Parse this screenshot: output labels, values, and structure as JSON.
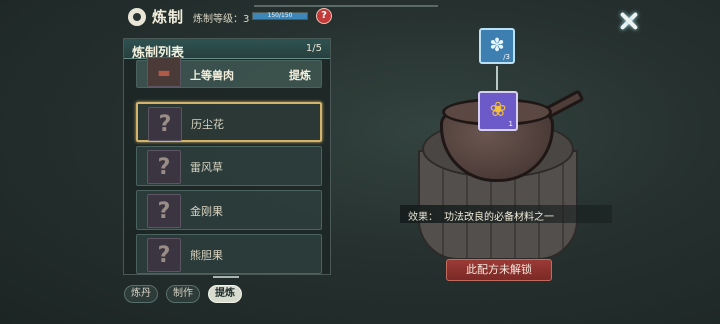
{
  "header": {
    "title": "炼制",
    "level_label": "炼制等级：3",
    "level_progress": "150/150",
    "level_fraction": 1.0,
    "help_label": "?"
  },
  "list_panel": {
    "title": "炼制列表",
    "page": "1/5",
    "items": [
      {
        "name": "上等兽肉",
        "action": "提炼",
        "icon": "meat-icon"
      },
      {
        "name": "历尘花",
        "icon": "unknown-icon",
        "icon_text": "?"
      },
      {
        "name": "雷风草",
        "icon": "unknown-icon",
        "icon_text": "?"
      },
      {
        "name": "金刚果",
        "icon": "unknown-icon",
        "icon_text": "?"
      },
      {
        "name": "熊胆果",
        "icon": "unknown-icon",
        "icon_text": "?"
      }
    ]
  },
  "tabs": [
    {
      "label": "炼丹"
    },
    {
      "label": "制作"
    },
    {
      "label": "提炼",
      "active": true
    }
  ],
  "crafting": {
    "ingredient_count": "/3",
    "output_count": "1",
    "effect_label": "效果：",
    "effect_text": "功法改良的必备材料之一",
    "unlock_button": "此配方未解锁"
  },
  "colors": {
    "accent_gold": "#d3b36a",
    "progress_blue": "#3c86b8",
    "unlock_red": "#9b3a34"
  }
}
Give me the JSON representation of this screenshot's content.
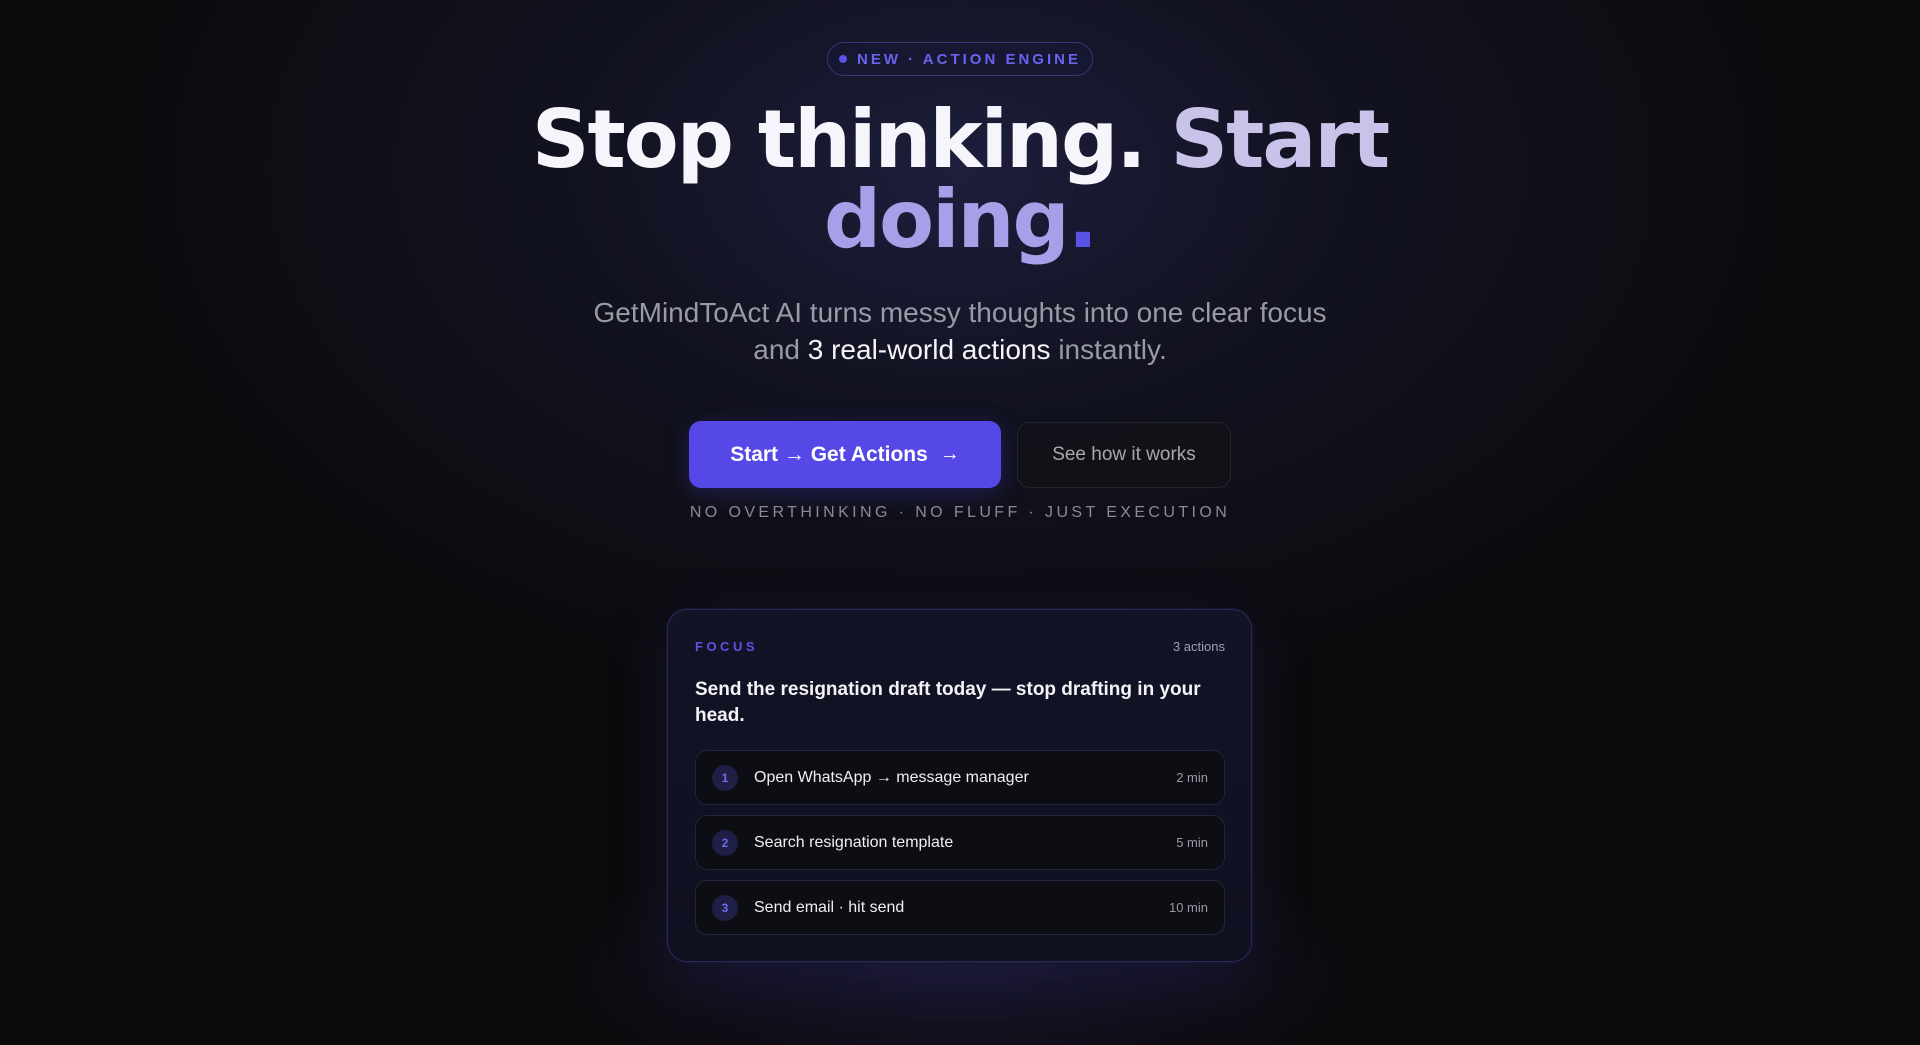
{
  "badge": {
    "text": "NEW · ACTION ENGINE"
  },
  "hero": {
    "title_part1": "Stop thinking.",
    "title_part2": "Start",
    "title_part3": "doing",
    "title_dot": "."
  },
  "subtitle": {
    "line1": "GetMindToAct AI turns messy thoughts into one clear focus",
    "pre": "and",
    "highlight": "3 real-world actions",
    "post": "instantly."
  },
  "buttons": {
    "primary_label": "Start → Get Actions",
    "primary_icon": "→",
    "secondary_label": "See how it works"
  },
  "tagline": "NO OVERTHINKING · NO FLUFF · JUST EXECUTION",
  "card": {
    "label": "FOCUS",
    "count": "3 actions",
    "headline": "Send the resignation draft today — stop drafting in your head.",
    "actions": [
      {
        "num": "1",
        "text": "Open WhatsApp → message manager",
        "time": "2 min"
      },
      {
        "num": "2",
        "text": "Search resignation template",
        "time": "5 min"
      },
      {
        "num": "3",
        "text": "Send email · hit send",
        "time": "10 min"
      }
    ]
  },
  "colors": {
    "accent": "#5648e6",
    "background": "#0b0b0d",
    "accent_text": "#5b53e6"
  }
}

Work to complete: Repeat only the lines from the one with "Give me the" through the end of the data, both included and exactly as written. Pictures stay out of the copy.

Answer to this exercise:
Give me the JSON representation of this screenshot's content.
{
  "badge": {
    "text": "NEW · ACTION ENGINE"
  },
  "hero": {
    "title_part1": "Stop thinking.",
    "title_part2": "Start",
    "title_part3": "doing",
    "title_dot": "."
  },
  "subtitle": {
    "line1": "GetMindToAct AI turns messy thoughts into one clear focus",
    "pre": "and",
    "highlight": "3 real-world actions",
    "post": "instantly."
  },
  "buttons": {
    "primary_label": "Start → Get Actions",
    "primary_icon": "→",
    "secondary_label": "See how it works"
  },
  "tagline": "NO OVERTHINKING · NO FLUFF · JUST EXECUTION",
  "card": {
    "label": "FOCUS",
    "count": "3 actions",
    "headline": "Send the resignation draft today — stop drafting in your head.",
    "actions": [
      {
        "num": "1",
        "text": "Open WhatsApp → message manager",
        "time": "2 min"
      },
      {
        "num": "2",
        "text": "Search resignation template",
        "time": "5 min"
      },
      {
        "num": "3",
        "text": "Send email · hit send",
        "time": "10 min"
      }
    ]
  },
  "colors": {
    "accent": "#5648e6",
    "background": "#0b0b0d",
    "accent_text": "#5b53e6"
  }
}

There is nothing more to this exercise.